→ Work instructions: How many lines of the data include the string "station"? State the number and nothing else.

--- Provided data ---

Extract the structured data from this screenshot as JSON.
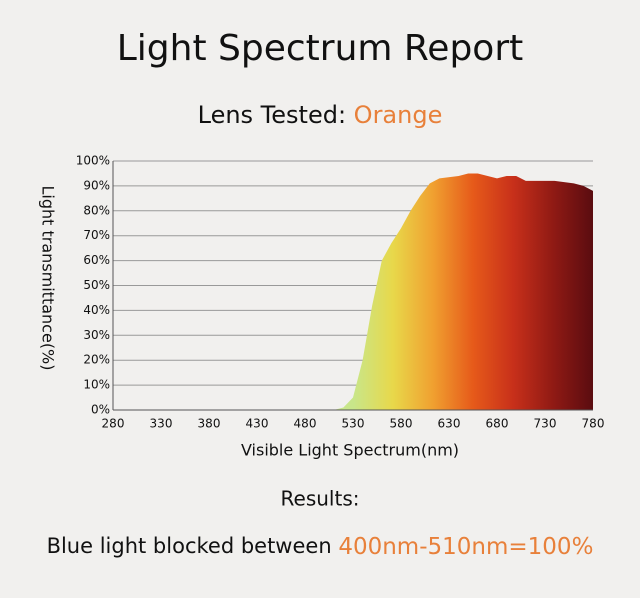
{
  "chart_data": {
    "type": "area",
    "title": "Light Spectrum Report",
    "subtitle": {
      "label": "Lens Tested:",
      "lens": "Orange",
      "lens_color": "#e8803a"
    },
    "xlabel": "Visible Light Spectrum(nm)",
    "ylabel": "Light transmittance(%)",
    "x": [
      280,
      500,
      510,
      520,
      530,
      540,
      550,
      560,
      570,
      580,
      590,
      600,
      610,
      620,
      640,
      650,
      660,
      680,
      690,
      700,
      710,
      740,
      760,
      770,
      780
    ],
    "values": [
      0,
      0,
      0,
      1,
      5,
      20,
      42,
      60,
      67,
      73,
      80,
      86,
      91,
      93,
      94,
      95,
      95,
      93,
      94,
      94,
      92,
      92,
      91,
      90,
      88
    ],
    "colors": [
      "#c8e68a",
      "#e8d84a",
      "#f0a030",
      "#e65a1a",
      "#c8301a",
      "#901a14",
      "#5a0c10"
    ],
    "xlim": [
      280,
      780
    ],
    "xticks": [
      280,
      330,
      380,
      430,
      480,
      530,
      580,
      630,
      680,
      730,
      780
    ],
    "ylim": [
      0,
      100
    ],
    "yticks": [
      {
        "value": 0,
        "label": "0%"
      },
      {
        "value": 10,
        "label": "10%"
      },
      {
        "value": 20,
        "label": "20%"
      },
      {
        "value": 30,
        "label": "30%"
      },
      {
        "value": 40,
        "label": "40%"
      },
      {
        "value": 50,
        "label": "50%"
      },
      {
        "value": 60,
        "label": "60%"
      },
      {
        "value": 70,
        "label": "70%"
      },
      {
        "value": 80,
        "label": "80%"
      },
      {
        "value": 90,
        "label": "90%"
      },
      {
        "value": 100,
        "label": "100%"
      }
    ],
    "grid": true,
    "annotations": {
      "heading": "Results:",
      "text": "Blue light blocked between",
      "highlight": "400nm-510nm=100%",
      "highlight_color": "#e8803a"
    }
  }
}
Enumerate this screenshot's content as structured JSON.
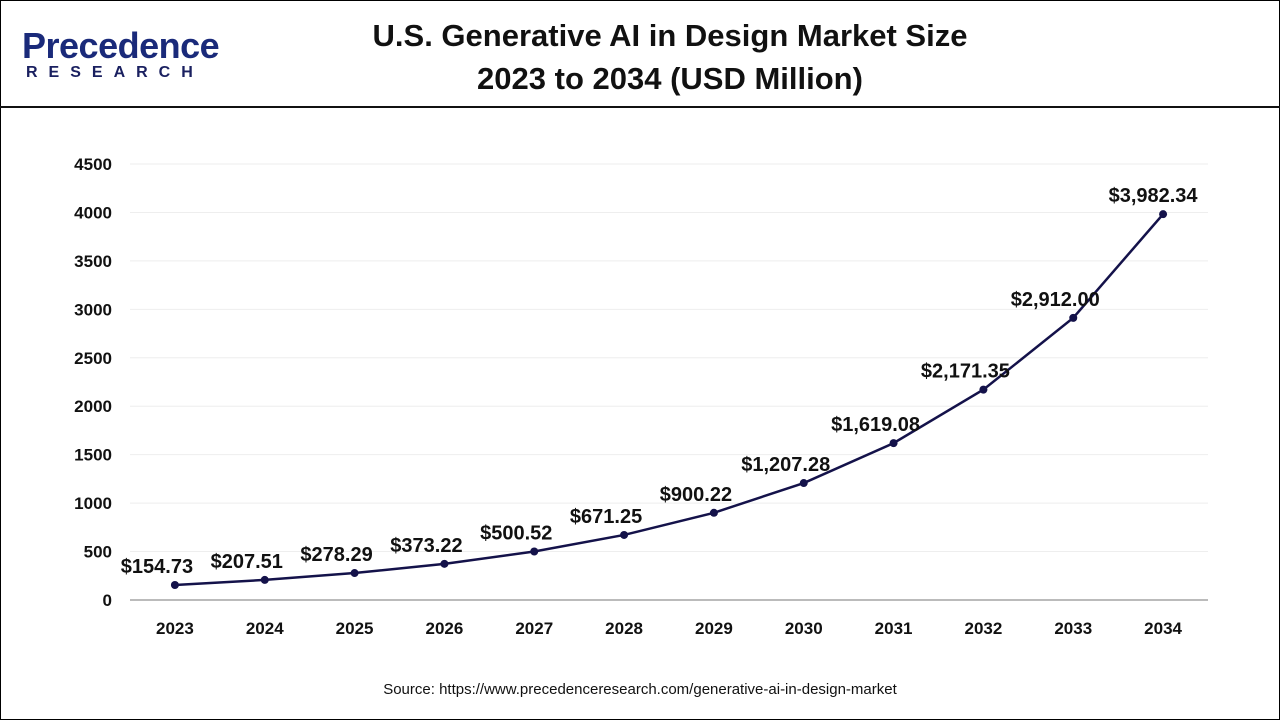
{
  "logo": {
    "line1": "Precedence",
    "line2": "RESEARCH"
  },
  "title_line1": "U.S. Generative AI in Design Market Size",
  "title_line2": "2023 to 2034 (USD Million)",
  "source": "Source: https://www.precedenceresearch.com/generative-ai-in-design-market",
  "chart_data": {
    "type": "line",
    "title": "U.S. Generative AI in Design Market Size 2023 to 2034 (USD Million)",
    "categories": [
      "2023",
      "2024",
      "2025",
      "2026",
      "2027",
      "2028",
      "2029",
      "2030",
      "2031",
      "2032",
      "2033",
      "2034"
    ],
    "values": [
      154.73,
      207.51,
      278.29,
      373.22,
      500.52,
      671.25,
      900.22,
      1207.28,
      1619.08,
      2171.35,
      2912.0,
      3982.34
    ],
    "labels": [
      "$154.73",
      "$207.51",
      "$278.29",
      "$373.22",
      "$500.52",
      "$671.25",
      "$900.22",
      "$1,207.28",
      "$1,619.08",
      "$2,171.35",
      "$2,912.00",
      "$3,982.34"
    ],
    "yticks": [
      "0",
      "500",
      "1000",
      "1500",
      "2000",
      "2500",
      "3000",
      "3500",
      "4000",
      "4500"
    ],
    "ylim": [
      0,
      4500
    ],
    "grid": true,
    "line_color": "#14124a"
  }
}
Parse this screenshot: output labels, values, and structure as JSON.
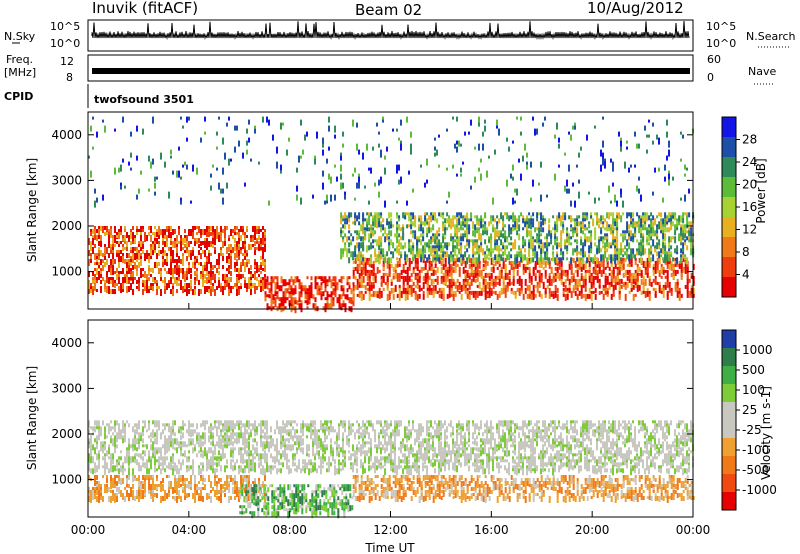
{
  "header": {
    "station": "Inuvik (fitACF)",
    "beam": "Beam 02",
    "date": "10/Aug/2012"
  },
  "noise_panel": {
    "left_label": "N.Sky",
    "right_label": "N.Search",
    "left_ticks": [
      "10^5",
      "10^0"
    ],
    "right_ticks": [
      "10^5",
      "10^0"
    ]
  },
  "freq_panel": {
    "left_label_top": "Freq.",
    "left_label_bottom": "[MHz]",
    "left_ticks": [
      "12",
      "8"
    ],
    "right_label": "Nave",
    "right_ticks": [
      "60",
      "0"
    ]
  },
  "cpid_panel": {
    "label": "CPID",
    "text": "twofsound 3501"
  },
  "chart_data": [
    {
      "type": "heatmap",
      "quantity": "Power",
      "ylabel": "Slant Range [km]",
      "yticks": [
        1000,
        2000,
        3000,
        4000
      ],
      "ylim": [
        180,
        4500
      ],
      "colorbar_label": "Power [dB]",
      "colorbar_ticks": [
        "4",
        "8",
        "12",
        "16",
        "20",
        "24",
        "28"
      ],
      "colorbar_colors": [
        "#1414e6",
        "#1e4fa8",
        "#2f8a5a",
        "#5dbb3a",
        "#a7d233",
        "#e8b020",
        "#f07a1a",
        "#f03d10",
        "#e60000"
      ],
      "clim": [
        0,
        30
      ],
      "regions": [
        {
          "t_start": 0.0,
          "t_end": 7.0,
          "r_min": 600,
          "r_max": 2000,
          "level": "high"
        },
        {
          "t_start": 7.0,
          "t_end": 10.5,
          "r_min": 200,
          "r_max": 900,
          "level": "max"
        },
        {
          "t_start": 10.5,
          "t_end": 24.0,
          "r_min": 500,
          "r_max": 1300,
          "level": "high"
        },
        {
          "t_start": 10.0,
          "t_end": 24.0,
          "r_min": 1300,
          "r_max": 2300,
          "level": "medium"
        },
        {
          "t_start": 0.0,
          "t_end": 24.0,
          "r_min": 2500,
          "r_max": 4400,
          "level": "low"
        }
      ]
    },
    {
      "type": "heatmap",
      "quantity": "Velocity",
      "ylabel": "Slant Range [km]",
      "xlabel": "Time UT",
      "xticks": [
        "00:00",
        "04:00",
        "08:00",
        "12:00",
        "16:00",
        "20:00",
        "00:00"
      ],
      "xlim": [
        0,
        24
      ],
      "yticks": [
        1000,
        2000,
        3000,
        4000
      ],
      "ylim": [
        180,
        4500
      ],
      "colorbar_label": "Velocity [m s-1]",
      "colorbar_ticks": [
        "1000",
        "500",
        "100",
        "25",
        "-25",
        "-100",
        "-500",
        "-1000"
      ],
      "colorbar_colors": [
        "#1f3fa8",
        "#2e7d4a",
        "#3fae45",
        "#7ccd39",
        "#c8c8c0",
        "#c8c8c0",
        "#f0a030",
        "#f07a1a",
        "#f04a10",
        "#e60000"
      ],
      "regions": [
        {
          "t_start": 0.0,
          "t_end": 7.0,
          "r_min": 600,
          "r_max": 1100,
          "level": "toward_small"
        },
        {
          "t_start": 6.0,
          "t_end": 10.5,
          "r_min": 300,
          "r_max": 900,
          "level": "away_small"
        },
        {
          "t_start": 10.5,
          "t_end": 24.0,
          "r_min": 600,
          "r_max": 1100,
          "level": "toward_small"
        },
        {
          "t_start": 0.0,
          "t_end": 24.0,
          "r_min": 1200,
          "r_max": 2300,
          "level": "near_zero"
        }
      ]
    }
  ],
  "colors": {
    "frame": "#000000",
    "ground_scatter": "#c8c8c0"
  }
}
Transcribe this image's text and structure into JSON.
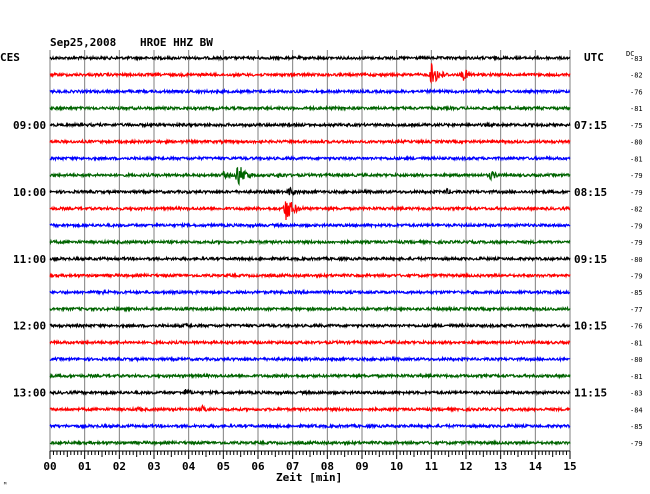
{
  "header": {
    "date": "Sep25,2008",
    "station": "HROE HHZ BW",
    "left_zone": "CES",
    "right_zone": "UTC",
    "dc_label": "DC"
  },
  "chart_data": {
    "type": "line",
    "title": "Sep25,2008  HROE HHZ BW",
    "xlabel": "Zeit [min]",
    "ylabel": "",
    "x_ticks": [
      "00",
      "01",
      "02",
      "03",
      "04",
      "05",
      "06",
      "07",
      "08",
      "09",
      "10",
      "11",
      "12",
      "13",
      "14",
      "15"
    ],
    "xlim": [
      0,
      15
    ],
    "grid": true,
    "trace_colors": [
      "#000000",
      "#ff0000",
      "#0000ff",
      "#006400"
    ],
    "left_time_labels": [
      {
        "trace": 4,
        "text": "09:00"
      },
      {
        "trace": 8,
        "text": "10:00"
      },
      {
        "trace": 12,
        "text": "11:00"
      },
      {
        "trace": 16,
        "text": "12:00"
      },
      {
        "trace": 20,
        "text": "13:00"
      }
    ],
    "right_time_labels": [
      {
        "trace": 4,
        "text": "07:15"
      },
      {
        "trace": 8,
        "text": "08:15"
      },
      {
        "trace": 12,
        "text": "09:15"
      },
      {
        "trace": 16,
        "text": "10:15"
      },
      {
        "trace": 20,
        "text": "11:15"
      }
    ],
    "dc_offsets": [
      -83,
      -82,
      -76,
      -81,
      -75,
      -80,
      -81,
      -79,
      -79,
      -82,
      -79,
      -79,
      -80,
      -79,
      -85,
      -77,
      -76,
      -81,
      -80,
      -81,
      -83,
      -84,
      -85,
      -79
    ],
    "events": [
      {
        "trace": 1,
        "minute": 11.0,
        "amplitude": 12
      },
      {
        "trace": 1,
        "minute": 11.9,
        "amplitude": 7
      },
      {
        "trace": 7,
        "minute": 5.4,
        "amplitude": 13
      },
      {
        "trace": 7,
        "minute": 5.0,
        "amplitude": 4
      },
      {
        "trace": 7,
        "minute": 6.6,
        "amplitude": 4
      },
      {
        "trace": 7,
        "minute": 12.7,
        "amplitude": 5
      },
      {
        "trace": 8,
        "minute": 11.4,
        "amplitude": 4
      },
      {
        "trace": 8,
        "minute": 6.9,
        "amplitude": 5
      },
      {
        "trace": 9,
        "minute": 6.8,
        "amplitude": 13
      },
      {
        "trace": 14,
        "minute": 1.5,
        "amplitude": 4
      },
      {
        "trace": 16,
        "minute": 3.9,
        "amplitude": 3
      },
      {
        "trace": 20,
        "minute": 3.9,
        "amplitude": 4
      },
      {
        "trace": 21,
        "minute": 2.5,
        "amplitude": 3
      },
      {
        "trace": 21,
        "minute": 4.4,
        "amplitude": 4
      }
    ],
    "corner_mark": "ᴹ"
  }
}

---

→ Answer for this exercise: 2